MATERIALS PROVIDED
══════════════════════════════

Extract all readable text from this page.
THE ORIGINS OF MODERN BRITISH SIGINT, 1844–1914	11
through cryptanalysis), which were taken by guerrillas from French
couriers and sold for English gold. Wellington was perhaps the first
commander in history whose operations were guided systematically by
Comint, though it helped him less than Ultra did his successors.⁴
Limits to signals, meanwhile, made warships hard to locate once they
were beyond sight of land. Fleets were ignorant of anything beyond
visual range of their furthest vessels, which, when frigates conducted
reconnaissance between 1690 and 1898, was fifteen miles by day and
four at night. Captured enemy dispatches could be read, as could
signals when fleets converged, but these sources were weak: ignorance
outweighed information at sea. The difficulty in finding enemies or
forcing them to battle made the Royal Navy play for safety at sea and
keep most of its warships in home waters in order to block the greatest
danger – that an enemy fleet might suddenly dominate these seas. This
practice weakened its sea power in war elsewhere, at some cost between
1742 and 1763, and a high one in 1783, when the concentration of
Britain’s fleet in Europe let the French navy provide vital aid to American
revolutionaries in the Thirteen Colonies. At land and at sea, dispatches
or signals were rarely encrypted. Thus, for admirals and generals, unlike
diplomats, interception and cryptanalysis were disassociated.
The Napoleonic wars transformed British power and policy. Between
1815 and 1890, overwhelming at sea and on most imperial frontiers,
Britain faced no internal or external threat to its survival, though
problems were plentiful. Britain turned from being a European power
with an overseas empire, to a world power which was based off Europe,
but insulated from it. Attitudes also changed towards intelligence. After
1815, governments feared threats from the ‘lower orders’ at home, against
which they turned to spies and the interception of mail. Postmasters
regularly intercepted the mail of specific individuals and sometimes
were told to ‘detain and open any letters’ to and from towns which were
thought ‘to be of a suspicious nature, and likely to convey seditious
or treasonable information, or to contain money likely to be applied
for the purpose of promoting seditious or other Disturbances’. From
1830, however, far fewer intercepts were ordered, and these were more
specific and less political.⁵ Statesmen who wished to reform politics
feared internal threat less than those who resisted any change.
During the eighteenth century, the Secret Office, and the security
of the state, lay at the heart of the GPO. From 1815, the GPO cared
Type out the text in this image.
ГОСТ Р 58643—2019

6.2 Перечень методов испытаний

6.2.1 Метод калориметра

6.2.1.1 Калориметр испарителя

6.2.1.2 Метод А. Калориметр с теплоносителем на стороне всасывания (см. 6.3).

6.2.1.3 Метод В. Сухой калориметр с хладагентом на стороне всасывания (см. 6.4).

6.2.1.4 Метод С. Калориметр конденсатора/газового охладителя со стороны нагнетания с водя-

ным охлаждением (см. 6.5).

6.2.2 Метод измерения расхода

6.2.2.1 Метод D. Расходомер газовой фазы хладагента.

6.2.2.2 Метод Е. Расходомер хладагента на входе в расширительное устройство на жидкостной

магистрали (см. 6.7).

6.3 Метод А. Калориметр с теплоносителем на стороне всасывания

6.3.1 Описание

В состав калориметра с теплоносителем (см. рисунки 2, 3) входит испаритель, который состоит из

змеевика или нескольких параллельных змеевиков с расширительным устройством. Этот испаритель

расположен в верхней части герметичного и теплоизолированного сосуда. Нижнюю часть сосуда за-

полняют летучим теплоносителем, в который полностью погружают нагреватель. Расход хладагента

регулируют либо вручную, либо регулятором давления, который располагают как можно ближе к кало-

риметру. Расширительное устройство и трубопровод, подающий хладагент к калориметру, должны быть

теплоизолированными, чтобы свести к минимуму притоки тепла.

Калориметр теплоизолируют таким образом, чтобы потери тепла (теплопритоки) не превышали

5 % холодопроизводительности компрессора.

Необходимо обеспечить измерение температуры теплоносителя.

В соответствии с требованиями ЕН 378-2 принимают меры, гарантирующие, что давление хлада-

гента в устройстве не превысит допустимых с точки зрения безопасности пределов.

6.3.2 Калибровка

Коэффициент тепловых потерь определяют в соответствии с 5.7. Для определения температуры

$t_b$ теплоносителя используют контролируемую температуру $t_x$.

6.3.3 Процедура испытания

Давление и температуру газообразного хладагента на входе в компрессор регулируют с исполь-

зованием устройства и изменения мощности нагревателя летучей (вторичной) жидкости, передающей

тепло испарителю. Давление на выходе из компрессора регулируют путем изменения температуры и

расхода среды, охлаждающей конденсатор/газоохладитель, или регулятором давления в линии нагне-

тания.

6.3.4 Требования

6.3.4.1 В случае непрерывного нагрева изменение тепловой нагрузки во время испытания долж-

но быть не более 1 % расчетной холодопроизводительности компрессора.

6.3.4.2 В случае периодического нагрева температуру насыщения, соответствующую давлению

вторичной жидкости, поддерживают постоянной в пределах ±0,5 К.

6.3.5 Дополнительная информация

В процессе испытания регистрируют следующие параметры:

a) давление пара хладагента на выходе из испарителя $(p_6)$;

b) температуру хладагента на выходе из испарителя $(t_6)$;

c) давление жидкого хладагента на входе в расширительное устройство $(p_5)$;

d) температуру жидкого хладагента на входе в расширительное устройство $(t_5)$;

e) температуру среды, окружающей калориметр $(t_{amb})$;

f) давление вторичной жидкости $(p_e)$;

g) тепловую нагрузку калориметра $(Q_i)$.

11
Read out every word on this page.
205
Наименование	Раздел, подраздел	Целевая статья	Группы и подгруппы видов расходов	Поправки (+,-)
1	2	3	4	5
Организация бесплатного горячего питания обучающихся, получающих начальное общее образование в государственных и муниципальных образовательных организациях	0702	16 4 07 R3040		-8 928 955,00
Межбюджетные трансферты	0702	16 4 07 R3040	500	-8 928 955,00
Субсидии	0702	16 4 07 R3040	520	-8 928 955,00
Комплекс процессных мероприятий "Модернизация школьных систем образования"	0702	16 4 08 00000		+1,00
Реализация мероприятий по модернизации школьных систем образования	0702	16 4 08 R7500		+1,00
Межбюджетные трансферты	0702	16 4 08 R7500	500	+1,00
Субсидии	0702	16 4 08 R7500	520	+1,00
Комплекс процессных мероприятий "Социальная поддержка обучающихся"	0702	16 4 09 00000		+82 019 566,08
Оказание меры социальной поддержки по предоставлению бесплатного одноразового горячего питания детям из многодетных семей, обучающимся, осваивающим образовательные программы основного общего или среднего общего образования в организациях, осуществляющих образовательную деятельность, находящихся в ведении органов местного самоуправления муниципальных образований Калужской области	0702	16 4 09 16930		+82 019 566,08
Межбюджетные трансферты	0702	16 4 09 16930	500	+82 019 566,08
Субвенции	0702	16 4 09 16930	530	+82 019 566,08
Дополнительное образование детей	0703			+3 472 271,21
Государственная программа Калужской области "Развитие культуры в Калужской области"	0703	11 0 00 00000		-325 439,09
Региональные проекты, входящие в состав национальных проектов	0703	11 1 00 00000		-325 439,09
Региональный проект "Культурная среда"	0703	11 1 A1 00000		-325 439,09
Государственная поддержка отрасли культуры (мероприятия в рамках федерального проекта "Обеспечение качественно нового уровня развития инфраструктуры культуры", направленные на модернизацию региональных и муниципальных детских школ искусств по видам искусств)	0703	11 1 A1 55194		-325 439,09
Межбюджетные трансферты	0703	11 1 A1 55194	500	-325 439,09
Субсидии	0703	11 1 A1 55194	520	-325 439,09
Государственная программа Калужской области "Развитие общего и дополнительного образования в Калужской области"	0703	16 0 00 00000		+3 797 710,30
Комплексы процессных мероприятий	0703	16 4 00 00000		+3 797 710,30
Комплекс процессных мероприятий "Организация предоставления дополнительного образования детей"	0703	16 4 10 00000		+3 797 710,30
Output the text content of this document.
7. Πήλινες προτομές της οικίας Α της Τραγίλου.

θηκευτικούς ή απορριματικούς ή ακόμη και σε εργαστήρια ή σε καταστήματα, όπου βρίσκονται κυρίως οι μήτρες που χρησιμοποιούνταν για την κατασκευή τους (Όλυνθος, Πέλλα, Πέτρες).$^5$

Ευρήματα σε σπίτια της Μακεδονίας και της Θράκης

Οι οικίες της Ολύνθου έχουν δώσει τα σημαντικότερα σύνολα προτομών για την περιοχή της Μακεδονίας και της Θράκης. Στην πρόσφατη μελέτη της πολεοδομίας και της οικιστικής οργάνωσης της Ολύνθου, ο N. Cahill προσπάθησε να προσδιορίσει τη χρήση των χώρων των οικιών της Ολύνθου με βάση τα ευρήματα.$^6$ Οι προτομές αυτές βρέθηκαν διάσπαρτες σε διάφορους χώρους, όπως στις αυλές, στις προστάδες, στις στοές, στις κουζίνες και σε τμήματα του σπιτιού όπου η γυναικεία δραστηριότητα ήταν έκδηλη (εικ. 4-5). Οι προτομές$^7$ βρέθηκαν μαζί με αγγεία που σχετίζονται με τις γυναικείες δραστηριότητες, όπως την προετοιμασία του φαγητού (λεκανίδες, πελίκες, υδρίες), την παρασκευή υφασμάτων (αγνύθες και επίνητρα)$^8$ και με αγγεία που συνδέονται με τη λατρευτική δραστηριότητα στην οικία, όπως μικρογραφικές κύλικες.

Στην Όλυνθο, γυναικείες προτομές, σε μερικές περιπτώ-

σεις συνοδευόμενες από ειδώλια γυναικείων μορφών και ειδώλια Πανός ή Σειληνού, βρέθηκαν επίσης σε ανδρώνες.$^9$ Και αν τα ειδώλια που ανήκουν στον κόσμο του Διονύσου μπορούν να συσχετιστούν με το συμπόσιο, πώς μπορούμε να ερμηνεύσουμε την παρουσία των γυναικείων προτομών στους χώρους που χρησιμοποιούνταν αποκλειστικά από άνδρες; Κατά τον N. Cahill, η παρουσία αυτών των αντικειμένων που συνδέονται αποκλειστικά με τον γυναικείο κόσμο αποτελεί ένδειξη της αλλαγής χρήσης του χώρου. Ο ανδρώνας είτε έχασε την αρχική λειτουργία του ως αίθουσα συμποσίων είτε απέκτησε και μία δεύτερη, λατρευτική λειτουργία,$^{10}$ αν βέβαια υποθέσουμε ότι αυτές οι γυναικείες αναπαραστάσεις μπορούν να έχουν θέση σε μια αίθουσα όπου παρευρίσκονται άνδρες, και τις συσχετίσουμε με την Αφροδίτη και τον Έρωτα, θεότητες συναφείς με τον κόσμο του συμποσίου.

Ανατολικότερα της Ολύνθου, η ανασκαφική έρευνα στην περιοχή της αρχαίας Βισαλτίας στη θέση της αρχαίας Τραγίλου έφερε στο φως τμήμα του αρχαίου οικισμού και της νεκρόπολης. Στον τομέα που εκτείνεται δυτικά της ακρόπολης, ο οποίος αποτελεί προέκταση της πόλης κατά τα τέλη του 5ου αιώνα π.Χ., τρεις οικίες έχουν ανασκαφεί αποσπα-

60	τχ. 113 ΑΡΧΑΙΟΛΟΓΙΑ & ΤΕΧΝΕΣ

══════════════════════════════

PROBLEM TO WORK ON
Say how many lines in the entries contain the string "жидкого", and leave out everything else.

RESPONSE TO THIS EXERCISE
2